WORK TO BE COMPLETED
Extract every line that contains the word "value".

____________

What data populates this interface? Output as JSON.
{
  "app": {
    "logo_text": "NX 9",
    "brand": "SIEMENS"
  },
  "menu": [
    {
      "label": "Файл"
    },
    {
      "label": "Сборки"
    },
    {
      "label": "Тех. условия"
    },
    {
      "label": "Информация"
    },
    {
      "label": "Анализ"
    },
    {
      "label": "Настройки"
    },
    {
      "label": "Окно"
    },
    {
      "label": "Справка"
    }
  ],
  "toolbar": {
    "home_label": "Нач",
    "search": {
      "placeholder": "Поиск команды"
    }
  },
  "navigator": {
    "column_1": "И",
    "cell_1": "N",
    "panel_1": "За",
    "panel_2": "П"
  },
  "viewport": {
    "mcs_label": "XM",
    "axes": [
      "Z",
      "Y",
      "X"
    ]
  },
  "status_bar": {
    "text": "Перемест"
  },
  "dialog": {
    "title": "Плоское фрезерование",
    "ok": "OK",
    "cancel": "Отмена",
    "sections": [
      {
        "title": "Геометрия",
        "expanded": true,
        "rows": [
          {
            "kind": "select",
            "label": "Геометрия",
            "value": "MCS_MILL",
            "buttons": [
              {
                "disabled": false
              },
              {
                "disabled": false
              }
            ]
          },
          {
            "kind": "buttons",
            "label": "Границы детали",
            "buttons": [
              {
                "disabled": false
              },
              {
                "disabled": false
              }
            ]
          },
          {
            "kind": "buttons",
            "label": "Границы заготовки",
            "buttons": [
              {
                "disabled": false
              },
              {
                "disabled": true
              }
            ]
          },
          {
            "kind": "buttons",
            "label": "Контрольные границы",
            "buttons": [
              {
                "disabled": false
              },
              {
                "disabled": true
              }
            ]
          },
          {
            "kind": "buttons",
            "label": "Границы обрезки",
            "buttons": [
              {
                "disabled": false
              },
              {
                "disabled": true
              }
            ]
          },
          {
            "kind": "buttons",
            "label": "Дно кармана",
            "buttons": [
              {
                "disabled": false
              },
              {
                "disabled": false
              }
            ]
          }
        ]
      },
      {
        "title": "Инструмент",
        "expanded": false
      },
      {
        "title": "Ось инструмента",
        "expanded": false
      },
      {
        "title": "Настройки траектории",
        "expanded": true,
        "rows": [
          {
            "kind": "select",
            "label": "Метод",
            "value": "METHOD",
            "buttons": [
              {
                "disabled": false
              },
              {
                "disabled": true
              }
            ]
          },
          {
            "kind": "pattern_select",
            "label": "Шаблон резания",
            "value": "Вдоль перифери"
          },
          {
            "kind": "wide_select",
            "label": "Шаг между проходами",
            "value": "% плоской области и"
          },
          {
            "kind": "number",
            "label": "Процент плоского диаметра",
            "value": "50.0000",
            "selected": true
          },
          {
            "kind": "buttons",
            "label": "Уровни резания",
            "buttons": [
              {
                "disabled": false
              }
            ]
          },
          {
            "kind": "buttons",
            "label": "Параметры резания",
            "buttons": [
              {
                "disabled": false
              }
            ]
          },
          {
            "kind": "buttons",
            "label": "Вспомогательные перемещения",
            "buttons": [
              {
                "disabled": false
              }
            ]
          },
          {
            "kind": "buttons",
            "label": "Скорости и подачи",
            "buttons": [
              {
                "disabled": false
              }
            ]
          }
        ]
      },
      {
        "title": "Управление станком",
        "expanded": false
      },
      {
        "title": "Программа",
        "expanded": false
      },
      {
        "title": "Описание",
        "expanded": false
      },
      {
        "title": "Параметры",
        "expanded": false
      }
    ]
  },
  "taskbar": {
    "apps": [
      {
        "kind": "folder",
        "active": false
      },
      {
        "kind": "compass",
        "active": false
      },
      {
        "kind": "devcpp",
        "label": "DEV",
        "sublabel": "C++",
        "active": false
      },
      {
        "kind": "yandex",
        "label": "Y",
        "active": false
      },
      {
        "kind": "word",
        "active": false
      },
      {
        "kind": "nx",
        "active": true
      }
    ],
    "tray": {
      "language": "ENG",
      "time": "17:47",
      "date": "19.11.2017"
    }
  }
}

____________

THE COMPLETED TASK
            "value": "MCS_MILL",
            "value": "METHOD",
            "value": "Вдоль перифери"
            "value": "% плоской области и"
            "value": "50.0000",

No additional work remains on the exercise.